**EXERCISE INSTRUCTIONS**
State how many lines in the items below contain the string "title". Reply with the number alone.

(Element and region data)
§ §

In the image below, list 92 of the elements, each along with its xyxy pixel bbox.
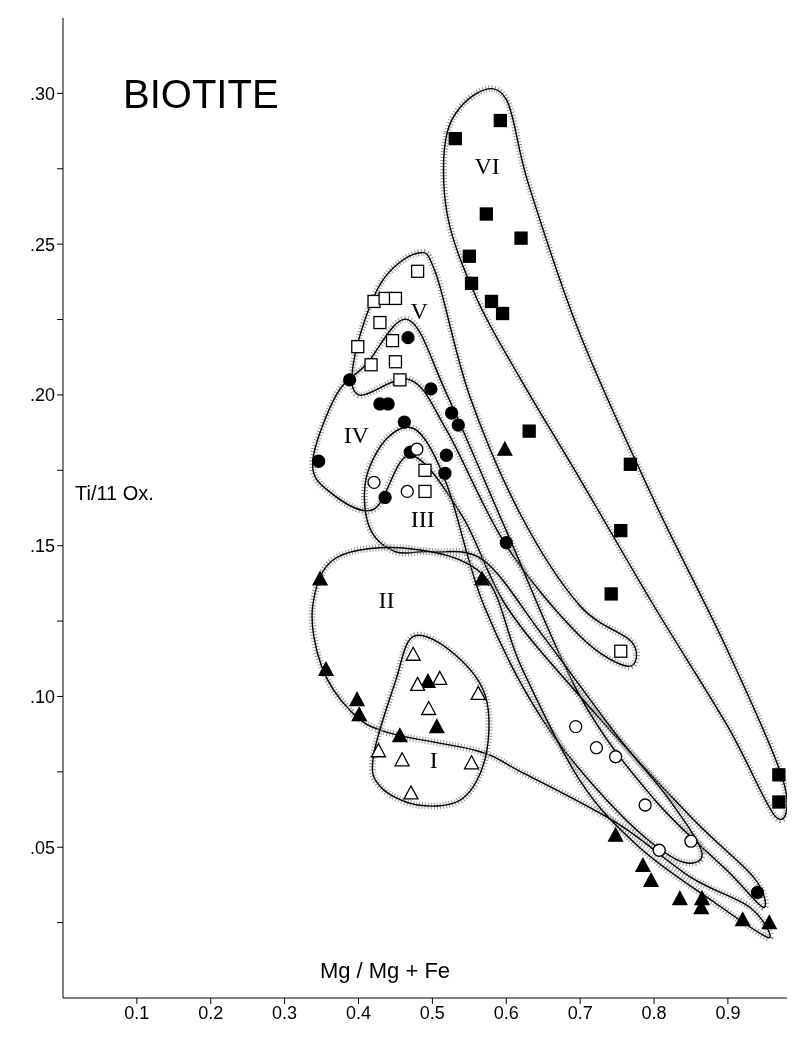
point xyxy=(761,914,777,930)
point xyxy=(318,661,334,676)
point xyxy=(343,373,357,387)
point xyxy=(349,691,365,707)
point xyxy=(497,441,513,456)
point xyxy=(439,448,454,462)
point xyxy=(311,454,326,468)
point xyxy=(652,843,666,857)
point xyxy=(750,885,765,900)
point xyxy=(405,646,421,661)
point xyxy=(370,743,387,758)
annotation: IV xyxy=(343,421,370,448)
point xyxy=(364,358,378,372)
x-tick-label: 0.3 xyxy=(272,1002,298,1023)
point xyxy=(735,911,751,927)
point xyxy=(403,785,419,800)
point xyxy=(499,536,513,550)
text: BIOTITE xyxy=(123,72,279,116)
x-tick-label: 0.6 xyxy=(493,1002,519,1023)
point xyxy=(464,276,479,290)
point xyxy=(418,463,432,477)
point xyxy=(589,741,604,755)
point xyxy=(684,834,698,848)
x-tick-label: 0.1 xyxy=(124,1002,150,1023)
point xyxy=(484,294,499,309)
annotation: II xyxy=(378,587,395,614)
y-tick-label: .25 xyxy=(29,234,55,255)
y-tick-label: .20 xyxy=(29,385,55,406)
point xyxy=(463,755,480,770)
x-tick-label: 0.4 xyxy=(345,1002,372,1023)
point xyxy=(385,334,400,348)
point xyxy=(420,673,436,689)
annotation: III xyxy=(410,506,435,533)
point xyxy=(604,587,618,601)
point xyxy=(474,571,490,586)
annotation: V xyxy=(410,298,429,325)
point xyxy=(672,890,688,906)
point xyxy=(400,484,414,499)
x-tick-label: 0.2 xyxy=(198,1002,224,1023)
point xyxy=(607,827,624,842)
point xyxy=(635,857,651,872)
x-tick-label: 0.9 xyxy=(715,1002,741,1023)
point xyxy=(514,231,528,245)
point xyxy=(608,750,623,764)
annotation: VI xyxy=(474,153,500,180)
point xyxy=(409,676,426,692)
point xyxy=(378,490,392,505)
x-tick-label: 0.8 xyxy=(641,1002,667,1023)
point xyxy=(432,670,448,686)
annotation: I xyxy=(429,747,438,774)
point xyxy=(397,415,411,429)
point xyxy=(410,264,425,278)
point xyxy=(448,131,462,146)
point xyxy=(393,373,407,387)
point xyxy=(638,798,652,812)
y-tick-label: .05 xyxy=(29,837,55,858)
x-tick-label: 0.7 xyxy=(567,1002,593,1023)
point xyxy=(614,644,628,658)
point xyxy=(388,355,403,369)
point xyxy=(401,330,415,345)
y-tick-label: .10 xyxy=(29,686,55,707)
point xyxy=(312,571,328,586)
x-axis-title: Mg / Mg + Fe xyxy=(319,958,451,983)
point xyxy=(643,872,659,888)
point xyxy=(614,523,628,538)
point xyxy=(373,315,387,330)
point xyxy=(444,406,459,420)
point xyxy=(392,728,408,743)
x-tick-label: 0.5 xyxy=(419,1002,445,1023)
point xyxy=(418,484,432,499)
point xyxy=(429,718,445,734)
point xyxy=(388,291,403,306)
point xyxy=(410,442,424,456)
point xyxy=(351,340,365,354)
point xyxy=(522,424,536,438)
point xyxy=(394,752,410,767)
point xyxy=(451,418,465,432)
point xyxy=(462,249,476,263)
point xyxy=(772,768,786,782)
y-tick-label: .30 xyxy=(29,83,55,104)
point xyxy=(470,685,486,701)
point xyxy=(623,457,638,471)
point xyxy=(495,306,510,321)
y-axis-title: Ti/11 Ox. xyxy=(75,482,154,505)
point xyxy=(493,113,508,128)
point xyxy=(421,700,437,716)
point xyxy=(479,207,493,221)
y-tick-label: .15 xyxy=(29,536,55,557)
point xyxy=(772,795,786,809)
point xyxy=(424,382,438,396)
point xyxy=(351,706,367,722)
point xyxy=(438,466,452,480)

§ §

**OUTPUT FOR THIS TASK**
2